# Data supplied start

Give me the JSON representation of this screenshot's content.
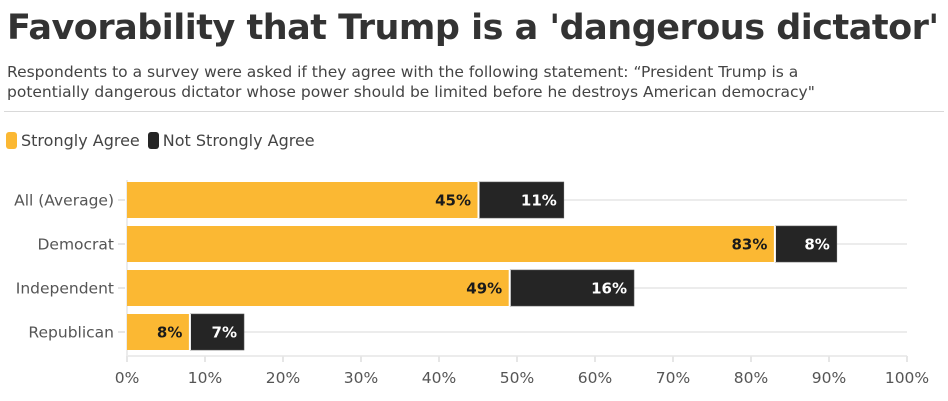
{
  "header": {
    "title": "Favorability that Trump is a 'dangerous dictator'",
    "subtitle_line1": "Respondents to a survey were asked if they agree with the following statement: “President Trump is a",
    "subtitle_line2": "potentially dangerous dictator whose power should be limited before he destroys American democracy\""
  },
  "chart_data": {
    "type": "bar",
    "orientation": "horizontal",
    "stacked": true,
    "title": "Favorability that Trump is a 'dangerous dictator'",
    "subtitle": "Respondents to a survey were asked if they agree with the following statement: “President Trump is a potentially dangerous dictator whose power should be limited before he destroys American democracy\"",
    "categories": [
      "All (Average)",
      "Democrat",
      "Independent",
      "Republican"
    ],
    "series": [
      {
        "name": "Strongly Agree",
        "color": "#FBB833",
        "label_color": "#1a1a1a",
        "values": [
          45,
          83,
          49,
          8
        ]
      },
      {
        "name": "Not Strongly Agree",
        "color": "#252525",
        "label_color": "#ffffff",
        "values": [
          11,
          8,
          16,
          7
        ]
      }
    ],
    "xlabel": "",
    "ylabel": "",
    "xlim": [
      0,
      100
    ],
    "x_ticks": [
      0,
      10,
      20,
      30,
      40,
      50,
      60,
      70,
      80,
      90,
      100
    ],
    "tick_suffix": "%",
    "value_suffix": "%",
    "grid": true,
    "legend_position": "top-left"
  }
}
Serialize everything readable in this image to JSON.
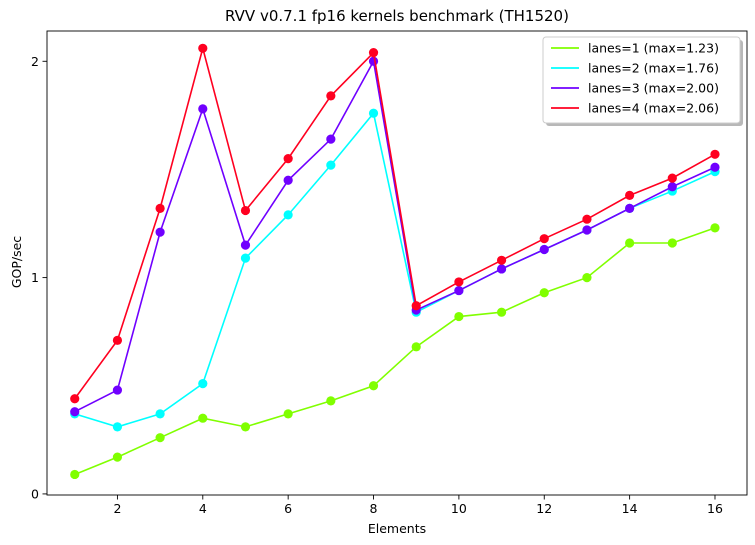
{
  "chart_data": {
    "type": "line",
    "title": "RVV v0.7.1 fp16 kernels benchmark (TH1520)",
    "xlabel": "Elements",
    "ylabel": "GOP/sec",
    "x": [
      1,
      2,
      3,
      4,
      5,
      6,
      7,
      8,
      9,
      10,
      11,
      12,
      13,
      14,
      15,
      16
    ],
    "xlim": [
      0.35,
      16.75
    ],
    "ylim": [
      -0.005,
      2.14
    ],
    "xticks": [
      2,
      4,
      6,
      8,
      10,
      12,
      14,
      16
    ],
    "yticks": [
      0,
      1,
      2
    ],
    "grid": false,
    "legend_placement": "top-right",
    "series": [
      {
        "name": "lanes=1 (max=1.23)",
        "color": "#80ff00",
        "values": [
          0.09,
          0.17,
          0.26,
          0.35,
          0.31,
          0.37,
          0.43,
          0.5,
          0.68,
          0.82,
          0.84,
          0.93,
          1.0,
          1.16,
          1.16,
          1.23
        ]
      },
      {
        "name": "lanes=2 (max=1.76)",
        "color": "#00ffff",
        "values": [
          0.37,
          0.31,
          0.37,
          0.51,
          1.09,
          1.29,
          1.52,
          1.76,
          0.84,
          0.94,
          1.04,
          1.13,
          1.22,
          1.32,
          1.4,
          1.49
        ]
      },
      {
        "name": "lanes=3 (max=2.00)",
        "color": "#7000ff",
        "values": [
          0.38,
          0.48,
          1.21,
          1.78,
          1.15,
          1.45,
          1.64,
          2.0,
          0.85,
          0.94,
          1.04,
          1.13,
          1.22,
          1.32,
          1.42,
          1.51
        ]
      },
      {
        "name": "lanes=4 (max=2.06)",
        "color": "#ff0020",
        "values": [
          0.44,
          0.71,
          1.32,
          2.06,
          1.31,
          1.55,
          1.84,
          2.04,
          0.87,
          0.98,
          1.08,
          1.18,
          1.27,
          1.38,
          1.46,
          1.57
        ]
      }
    ]
  }
}
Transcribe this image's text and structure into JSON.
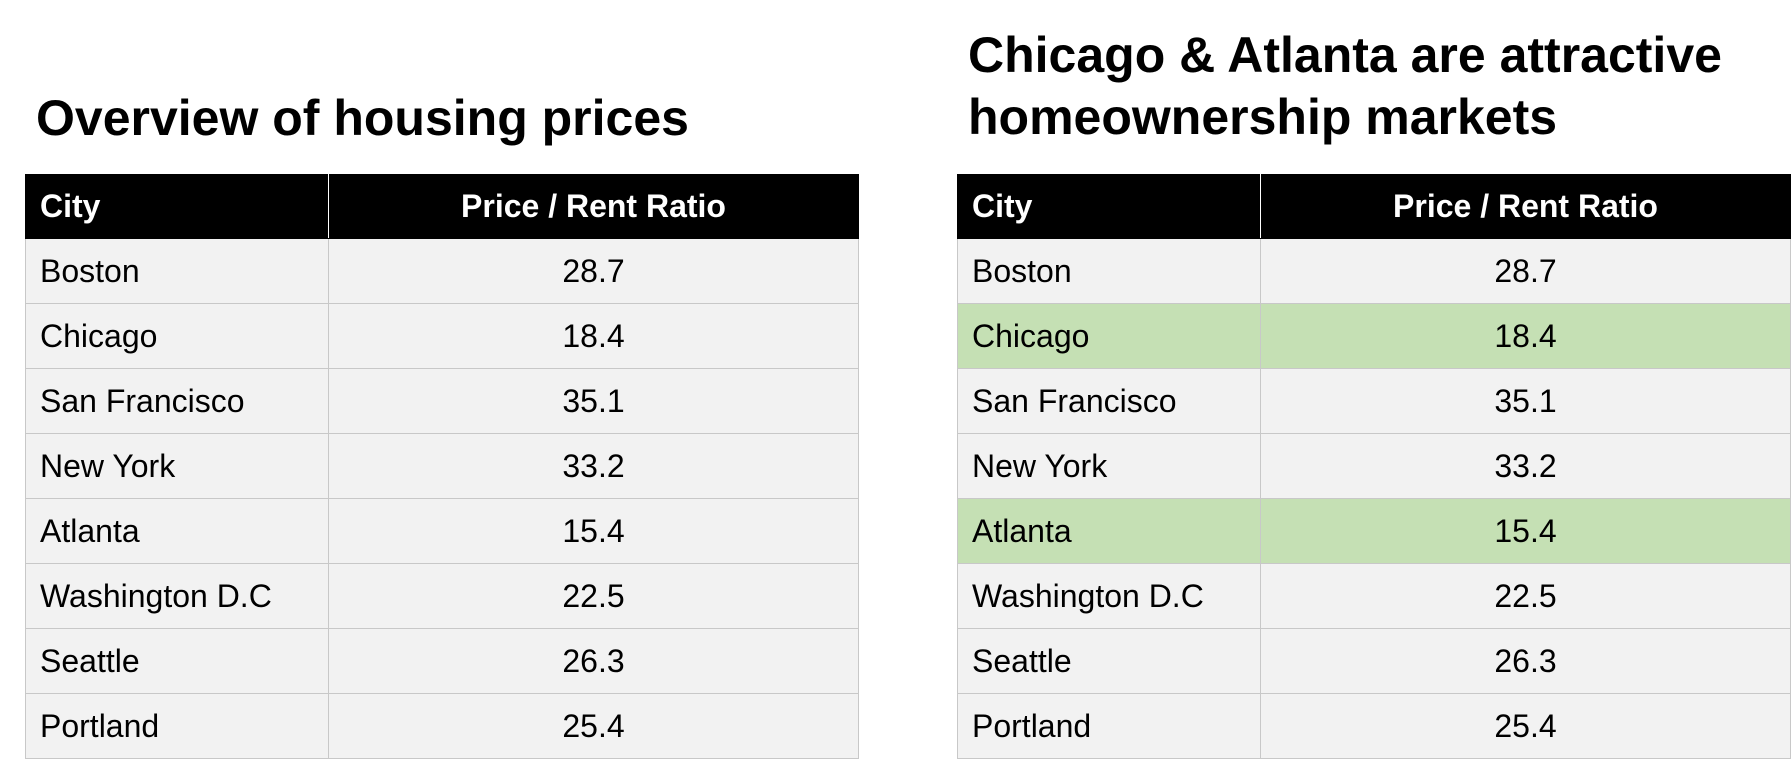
{
  "colors": {
    "header_bg": "#000000",
    "header_text": "#ffffff",
    "row_bg": "#f2f2f2",
    "highlight_bg": "#c5e0b4",
    "border": "#c8c8c8"
  },
  "left": {
    "title": "Overview of housing prices",
    "headers": {
      "city": "City",
      "ratio": "Price / Rent Ratio"
    },
    "rows": [
      {
        "city": "Boston",
        "ratio": "28.7"
      },
      {
        "city": "Chicago",
        "ratio": "18.4"
      },
      {
        "city": "San Francisco",
        "ratio": "35.1"
      },
      {
        "city": "New York",
        "ratio": "33.2"
      },
      {
        "city": "Atlanta",
        "ratio": "15.4"
      },
      {
        "city": "Washington D.C",
        "ratio": "22.5"
      },
      {
        "city": "Seattle",
        "ratio": "26.3"
      },
      {
        "city": "Portland",
        "ratio": "25.4"
      }
    ]
  },
  "right": {
    "title_line1": "Chicago & Atlanta are attractive",
    "title_line2": "homeownership markets",
    "headers": {
      "city": "City",
      "ratio": "Price / Rent Ratio"
    },
    "rows": [
      {
        "city": "Boston",
        "ratio": "28.7",
        "highlighted": false
      },
      {
        "city": "Chicago",
        "ratio": "18.4",
        "highlighted": true
      },
      {
        "city": "San Francisco",
        "ratio": "35.1",
        "highlighted": false
      },
      {
        "city": "New York",
        "ratio": "33.2",
        "highlighted": false
      },
      {
        "city": "Atlanta",
        "ratio": "15.4",
        "highlighted": true
      },
      {
        "city": "Washington D.C",
        "ratio": "22.5",
        "highlighted": false
      },
      {
        "city": "Seattle",
        "ratio": "26.3",
        "highlighted": false
      },
      {
        "city": "Portland",
        "ratio": "25.4",
        "highlighted": false
      }
    ]
  }
}
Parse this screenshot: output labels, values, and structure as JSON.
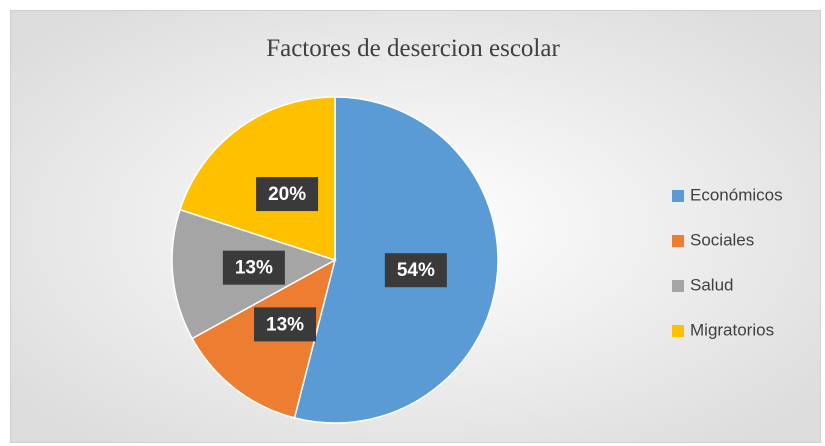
{
  "chart_data": {
    "type": "pie",
    "title": "Factores de desercion escolar",
    "categories": [
      "Económicos",
      "Sociales",
      "Salud",
      "Migratorios"
    ],
    "values": [
      54,
      13,
      13,
      20
    ],
    "value_labels": [
      "54%",
      "13%",
      "13%",
      "20%"
    ],
    "colors": [
      "#5b9bd5",
      "#ed7d31",
      "#a5a5a5",
      "#ffc000"
    ],
    "legend": "right"
  }
}
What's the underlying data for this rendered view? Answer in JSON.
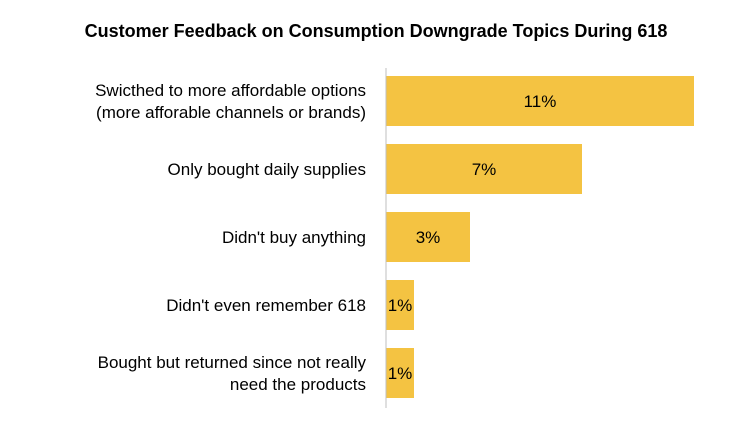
{
  "chart_data": {
    "type": "bar",
    "orientation": "horizontal",
    "title": "Customer Feedback on Consumption Downgrade Topics During 618",
    "categories": [
      [
        "Swicthed to more affordable options",
        "(more afforable channels or brands)"
      ],
      [
        "Only bought daily supplies"
      ],
      [
        "Didn't buy anything"
      ],
      [
        "Didn't even remember 618"
      ],
      [
        "Bought but returned since not really",
        "need the products"
      ]
    ],
    "values": [
      11,
      7,
      3,
      1,
      1
    ],
    "value_labels": [
      "11%",
      "7%",
      "3%",
      "1%",
      "1%"
    ],
    "xlabel": "",
    "ylabel": "",
    "xlim": [
      0,
      11
    ],
    "grid": false,
    "legend": "none",
    "bar_color": "#F4C342",
    "axis_color": "#BFBFBF"
  }
}
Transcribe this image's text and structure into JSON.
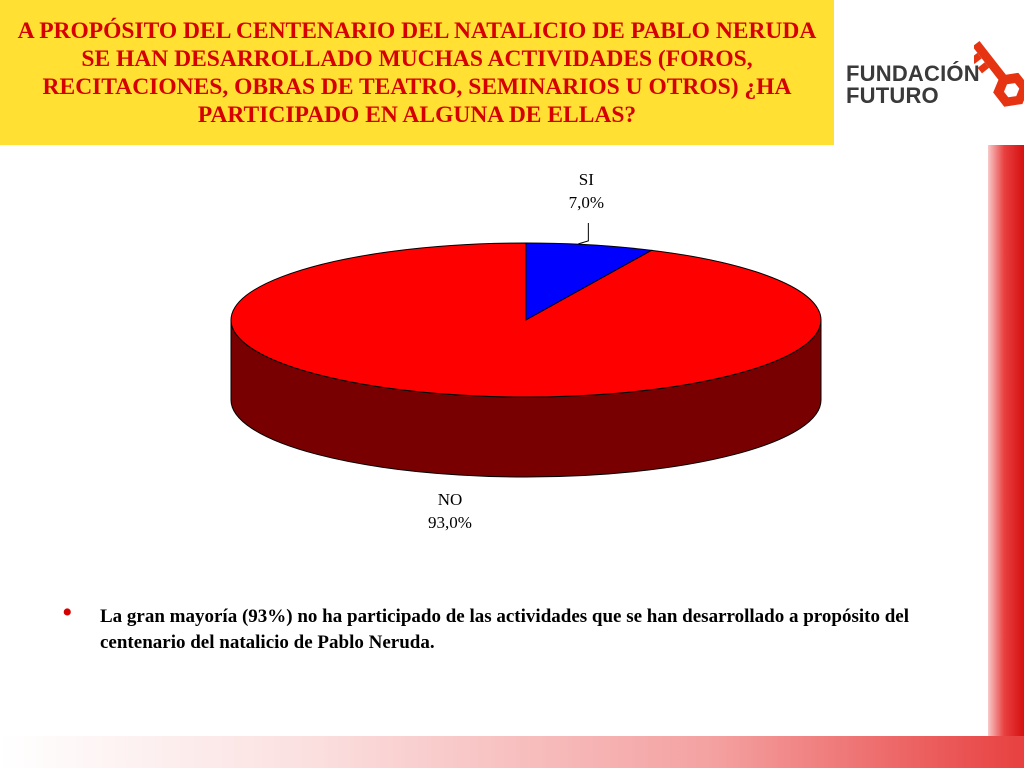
{
  "title": "A PROPÓSITO DEL CENTENARIO DEL NATALICIO DE PABLO NERUDA SE HAN DESARROLLADO MUCHAS ACTIVIDADES (FOROS, RECITACIONES, OBRAS DE TEATRO, SEMINARIOS U OTROS) ¿HA PARTICIPADO EN ALGUNA DE ELLAS?",
  "logo": {
    "line1": "FUNDACIÓN",
    "line2": "FUTURO",
    "icon": "key-icon"
  },
  "colors": {
    "title_bg": "#ffe033",
    "title_text": "#d60000",
    "accent": "#e84040"
  },
  "chart_data": {
    "type": "pie",
    "style": "3d",
    "title": "",
    "slices": [
      {
        "label": "SI",
        "value": 7.0,
        "value_label": "7,0%",
        "color": "#0000ff"
      },
      {
        "label": "NO",
        "value": 93.0,
        "value_label": "93,0%",
        "color": "#ff0000"
      }
    ]
  },
  "note": {
    "bullet": "•",
    "text": "La gran mayoría (93%) no ha participado de las actividades que se han desarrollado a propósito del centenario del natalicio de Pablo Neruda."
  }
}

# Data supplied end

Written problem
Transcribe the full listing above exactly, with the images removed.

Task result
Give me the JSON representation of this screenshot's content.
{
  "header": {
    "title": "Favorability that Trump is a 'dangerous dictator'",
    "subtitle_line1": "Respondents to a survey were asked if they agree with the following statement: “President Trump is a",
    "subtitle_line2": "potentially dangerous dictator whose power should be limited before he destroys American democracy\""
  },
  "chart_data": {
    "type": "bar",
    "orientation": "horizontal",
    "stacked": true,
    "title": "Favorability that Trump is a 'dangerous dictator'",
    "subtitle": "Respondents to a survey were asked if they agree with the following statement: “President Trump is a potentially dangerous dictator whose power should be limited before he destroys American democracy\"",
    "categories": [
      "All (Average)",
      "Democrat",
      "Independent",
      "Republican"
    ],
    "series": [
      {
        "name": "Strongly Agree",
        "color": "#FBB833",
        "label_color": "#1a1a1a",
        "values": [
          45,
          83,
          49,
          8
        ]
      },
      {
        "name": "Not Strongly Agree",
        "color": "#252525",
        "label_color": "#ffffff",
        "values": [
          11,
          8,
          16,
          7
        ]
      }
    ],
    "xlabel": "",
    "ylabel": "",
    "xlim": [
      0,
      100
    ],
    "x_ticks": [
      0,
      10,
      20,
      30,
      40,
      50,
      60,
      70,
      80,
      90,
      100
    ],
    "tick_suffix": "%",
    "value_suffix": "%",
    "grid": true,
    "legend_position": "top-left"
  }
}
Serialize everything readable in this image to JSON.
{
  "chart_data": {
    "type": "line",
    "title": "RVV v0.7.1 fp16 kernels benchmark (TH1520)",
    "xlabel": "Elements",
    "ylabel": "GOP/sec",
    "x": [
      1,
      2,
      3,
      4,
      5,
      6,
      7,
      8,
      9,
      10,
      11,
      12,
      13,
      14,
      15,
      16
    ],
    "xlim": [
      0.35,
      16.75
    ],
    "ylim": [
      -0.005,
      2.14
    ],
    "xticks": [
      2,
      4,
      6,
      8,
      10,
      12,
      14,
      16
    ],
    "yticks": [
      0,
      1,
      2
    ],
    "grid": false,
    "legend_placement": "top-right",
    "series": [
      {
        "name": "lanes=1 (max=1.23)",
        "color": "#80ff00",
        "values": [
          0.09,
          0.17,
          0.26,
          0.35,
          0.31,
          0.37,
          0.43,
          0.5,
          0.68,
          0.82,
          0.84,
          0.93,
          1.0,
          1.16,
          1.16,
          1.23
        ]
      },
      {
        "name": "lanes=2 (max=1.76)",
        "color": "#00ffff",
        "values": [
          0.37,
          0.31,
          0.37,
          0.51,
          1.09,
          1.29,
          1.52,
          1.76,
          0.84,
          0.94,
          1.04,
          1.13,
          1.22,
          1.32,
          1.4,
          1.49
        ]
      },
      {
        "name": "lanes=3 (max=2.00)",
        "color": "#7000ff",
        "values": [
          0.38,
          0.48,
          1.21,
          1.78,
          1.15,
          1.45,
          1.64,
          2.0,
          0.85,
          0.94,
          1.04,
          1.13,
          1.22,
          1.32,
          1.42,
          1.51
        ]
      },
      {
        "name": "lanes=4 (max=2.06)",
        "color": "#ff0020",
        "values": [
          0.44,
          0.71,
          1.32,
          2.06,
          1.31,
          1.55,
          1.84,
          2.04,
          0.87,
          0.98,
          1.08,
          1.18,
          1.27,
          1.38,
          1.46,
          1.57
        ]
      }
    ]
  }
}
Transcribe this image's text and structure into JSON.
{
  "colors": {
    "header_bg": "#000000",
    "header_text": "#ffffff",
    "row_bg": "#f2f2f2",
    "highlight_bg": "#c5e0b4",
    "border": "#c8c8c8"
  },
  "left": {
    "title": "Overview of housing prices",
    "headers": {
      "city": "City",
      "ratio": "Price / Rent Ratio"
    },
    "rows": [
      {
        "city": "Boston",
        "ratio": "28.7"
      },
      {
        "city": "Chicago",
        "ratio": "18.4"
      },
      {
        "city": "San Francisco",
        "ratio": "35.1"
      },
      {
        "city": "New York",
        "ratio": "33.2"
      },
      {
        "city": "Atlanta",
        "ratio": "15.4"
      },
      {
        "city": "Washington D.C",
        "ratio": "22.5"
      },
      {
        "city": "Seattle",
        "ratio": "26.3"
      },
      {
        "city": "Portland",
        "ratio": "25.4"
      }
    ]
  },
  "right": {
    "title_line1": "Chicago & Atlanta are attractive",
    "title_line2": "homeownership markets",
    "headers": {
      "city": "City",
      "ratio": "Price / Rent Ratio"
    },
    "rows": [
      {
        "city": "Boston",
        "ratio": "28.7",
        "highlighted": false
      },
      {
        "city": "Chicago",
        "ratio": "18.4",
        "highlighted": true
      },
      {
        "city": "San Francisco",
        "ratio": "35.1",
        "highlighted": false
      },
      {
        "city": "New York",
        "ratio": "33.2",
        "highlighted": false
      },
      {
        "city": "Atlanta",
        "ratio": "15.4",
        "highlighted": true
      },
      {
        "city": "Washington D.C",
        "ratio": "22.5",
        "highlighted": false
      },
      {
        "city": "Seattle",
        "ratio": "26.3",
        "highlighted": false
      },
      {
        "city": "Portland",
        "ratio": "25.4",
        "highlighted": false
      }
    ]
  }
}
Parse this screenshot: output labels, values, and structure as JSON.
{
  "chart_data": {
    "type": "pie",
    "title": "Factores de desercion escolar",
    "categories": [
      "Económicos",
      "Sociales",
      "Salud",
      "Migratorios"
    ],
    "values": [
      54,
      13,
      13,
      20
    ],
    "value_labels": [
      "54%",
      "13%",
      "13%",
      "20%"
    ],
    "colors": [
      "#5b9bd5",
      "#ed7d31",
      "#a5a5a5",
      "#ffc000"
    ],
    "legend": "right"
  }
}
What's the underlying data for this rendered view? Answer in JSON.
{
  "chart_data": {
    "type": "bar",
    "orientation": "horizontal",
    "title": "Customer Feedback on Consumption Downgrade Topics During 618",
    "categories": [
      [
        "Swicthed to more affordable options",
        "(more afforable channels or brands)"
      ],
      [
        "Only bought daily supplies"
      ],
      [
        "Didn't buy anything"
      ],
      [
        "Didn't even remember 618"
      ],
      [
        "Bought but returned since not really",
        "need the products"
      ]
    ],
    "values": [
      11,
      7,
      3,
      1,
      1
    ],
    "value_labels": [
      "11%",
      "7%",
      "3%",
      "1%",
      "1%"
    ],
    "xlabel": "",
    "ylabel": "",
    "xlim": [
      0,
      11
    ],
    "grid": false,
    "legend": "none",
    "bar_color": "#F4C342",
    "axis_color": "#BFBFBF"
  }
}
Transcribe this image's text and structure into JSON.
{
  "title": "A PROPÓSITO DEL CENTENARIO DEL NATALICIO DE PABLO NERUDA SE HAN DESARROLLADO MUCHAS ACTIVIDADES (FOROS, RECITACIONES, OBRAS DE TEATRO, SEMINARIOS U OTROS) ¿HA PARTICIPADO EN ALGUNA DE ELLAS?",
  "logo": {
    "line1": "FUNDACIÓN",
    "line2": "FUTURO",
    "icon": "key-icon"
  },
  "colors": {
    "title_bg": "#ffe033",
    "title_text": "#d60000",
    "accent": "#e84040"
  },
  "chart_data": {
    "type": "pie",
    "style": "3d",
    "title": "",
    "slices": [
      {
        "label": "SI",
        "value": 7.0,
        "value_label": "7,0%",
        "color": "#0000ff"
      },
      {
        "label": "NO",
        "value": 93.0,
        "value_label": "93,0%",
        "color": "#ff0000"
      }
    ]
  },
  "note": {
    "bullet": "•",
    "text": "La gran mayoría (93%) no ha participado de las actividades que se han desarrollado a propósito del centenario del natalicio de Pablo Neruda."
  }
}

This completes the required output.